Figure record extracts

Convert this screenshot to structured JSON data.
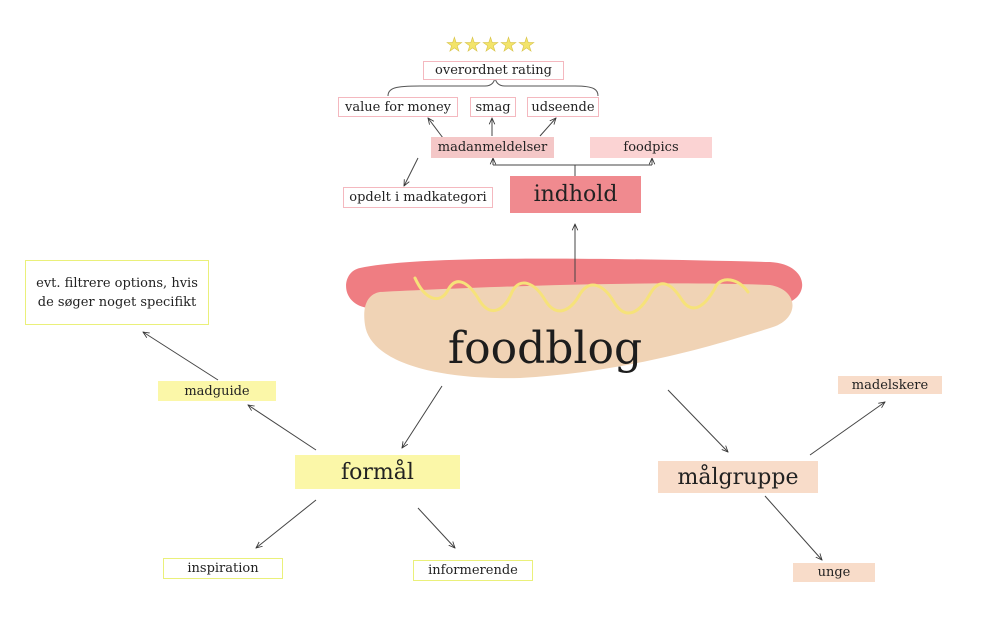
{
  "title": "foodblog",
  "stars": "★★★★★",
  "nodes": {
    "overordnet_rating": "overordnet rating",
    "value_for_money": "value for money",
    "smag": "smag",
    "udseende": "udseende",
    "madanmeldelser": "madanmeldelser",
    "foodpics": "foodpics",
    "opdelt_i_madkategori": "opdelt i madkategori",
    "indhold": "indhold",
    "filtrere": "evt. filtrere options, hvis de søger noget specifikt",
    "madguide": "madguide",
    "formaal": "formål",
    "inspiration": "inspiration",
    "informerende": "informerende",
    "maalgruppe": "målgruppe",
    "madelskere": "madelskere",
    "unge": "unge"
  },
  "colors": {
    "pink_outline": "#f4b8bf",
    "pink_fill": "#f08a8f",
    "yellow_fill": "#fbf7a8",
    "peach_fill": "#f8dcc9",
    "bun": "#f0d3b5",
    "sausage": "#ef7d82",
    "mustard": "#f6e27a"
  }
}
...
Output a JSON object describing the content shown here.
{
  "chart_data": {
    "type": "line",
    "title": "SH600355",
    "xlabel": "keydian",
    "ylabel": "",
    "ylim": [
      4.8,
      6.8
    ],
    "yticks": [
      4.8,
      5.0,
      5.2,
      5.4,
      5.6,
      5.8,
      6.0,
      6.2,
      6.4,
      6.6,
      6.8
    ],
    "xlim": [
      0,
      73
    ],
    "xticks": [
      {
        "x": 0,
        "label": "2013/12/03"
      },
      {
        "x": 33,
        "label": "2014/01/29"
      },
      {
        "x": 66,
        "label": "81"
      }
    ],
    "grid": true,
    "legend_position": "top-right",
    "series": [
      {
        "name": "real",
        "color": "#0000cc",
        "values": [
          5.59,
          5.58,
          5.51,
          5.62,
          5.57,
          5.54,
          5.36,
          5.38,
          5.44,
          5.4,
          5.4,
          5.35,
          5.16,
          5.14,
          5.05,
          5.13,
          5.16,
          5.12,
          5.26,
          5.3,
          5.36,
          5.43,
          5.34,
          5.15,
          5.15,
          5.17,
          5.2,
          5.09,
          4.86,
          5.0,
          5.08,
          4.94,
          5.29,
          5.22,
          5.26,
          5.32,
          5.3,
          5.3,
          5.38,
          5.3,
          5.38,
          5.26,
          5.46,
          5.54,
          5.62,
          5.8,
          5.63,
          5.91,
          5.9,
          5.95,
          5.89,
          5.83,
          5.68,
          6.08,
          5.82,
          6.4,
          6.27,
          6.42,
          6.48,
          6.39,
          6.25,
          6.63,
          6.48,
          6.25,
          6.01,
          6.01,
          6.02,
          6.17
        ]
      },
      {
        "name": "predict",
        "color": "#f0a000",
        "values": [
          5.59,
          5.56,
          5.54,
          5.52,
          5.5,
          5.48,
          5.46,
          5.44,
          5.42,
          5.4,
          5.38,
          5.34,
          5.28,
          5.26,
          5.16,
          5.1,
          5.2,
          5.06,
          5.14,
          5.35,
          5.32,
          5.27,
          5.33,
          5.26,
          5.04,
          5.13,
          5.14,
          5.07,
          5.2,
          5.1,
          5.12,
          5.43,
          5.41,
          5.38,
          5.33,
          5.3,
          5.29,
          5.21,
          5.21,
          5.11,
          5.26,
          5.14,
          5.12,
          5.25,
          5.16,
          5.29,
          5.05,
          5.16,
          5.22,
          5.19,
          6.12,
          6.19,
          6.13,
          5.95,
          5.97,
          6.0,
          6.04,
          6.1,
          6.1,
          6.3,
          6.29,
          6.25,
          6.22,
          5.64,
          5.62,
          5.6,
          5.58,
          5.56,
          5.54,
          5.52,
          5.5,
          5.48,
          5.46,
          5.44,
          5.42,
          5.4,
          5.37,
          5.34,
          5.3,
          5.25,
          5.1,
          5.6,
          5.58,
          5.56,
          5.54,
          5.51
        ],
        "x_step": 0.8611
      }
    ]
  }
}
--
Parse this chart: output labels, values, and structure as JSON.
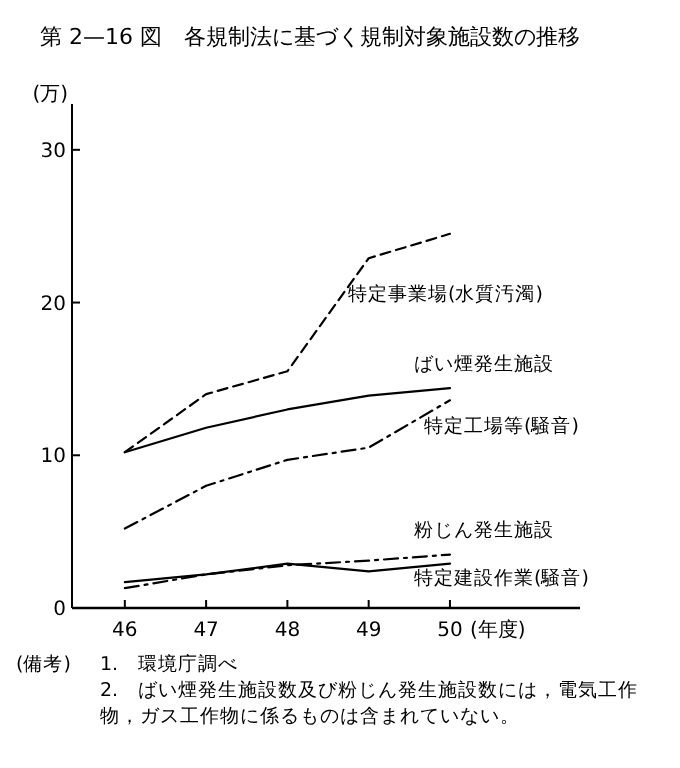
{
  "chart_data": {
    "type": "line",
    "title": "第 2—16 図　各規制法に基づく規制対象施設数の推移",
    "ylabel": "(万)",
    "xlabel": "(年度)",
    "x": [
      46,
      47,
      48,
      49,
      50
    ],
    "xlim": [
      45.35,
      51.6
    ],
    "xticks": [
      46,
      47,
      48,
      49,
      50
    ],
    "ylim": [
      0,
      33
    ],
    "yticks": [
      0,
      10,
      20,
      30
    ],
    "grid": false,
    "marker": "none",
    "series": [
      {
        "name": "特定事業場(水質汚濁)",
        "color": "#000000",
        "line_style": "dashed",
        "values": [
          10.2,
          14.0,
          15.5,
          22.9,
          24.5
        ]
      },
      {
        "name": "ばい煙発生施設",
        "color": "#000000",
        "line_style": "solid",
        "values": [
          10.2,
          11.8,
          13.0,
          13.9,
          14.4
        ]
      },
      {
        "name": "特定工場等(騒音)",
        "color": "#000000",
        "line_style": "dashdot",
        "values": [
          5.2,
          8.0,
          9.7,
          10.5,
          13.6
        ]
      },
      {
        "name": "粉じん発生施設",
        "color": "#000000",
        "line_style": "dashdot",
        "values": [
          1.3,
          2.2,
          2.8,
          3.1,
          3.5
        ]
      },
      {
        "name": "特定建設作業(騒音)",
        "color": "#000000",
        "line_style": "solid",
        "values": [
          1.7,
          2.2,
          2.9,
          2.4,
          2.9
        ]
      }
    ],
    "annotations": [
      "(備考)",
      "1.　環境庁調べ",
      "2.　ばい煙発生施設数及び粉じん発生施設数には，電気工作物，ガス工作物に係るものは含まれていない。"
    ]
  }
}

# What this task involves
How many lines in the listing above contain the string "JSON"? Answer with the number only.

# Finished task
3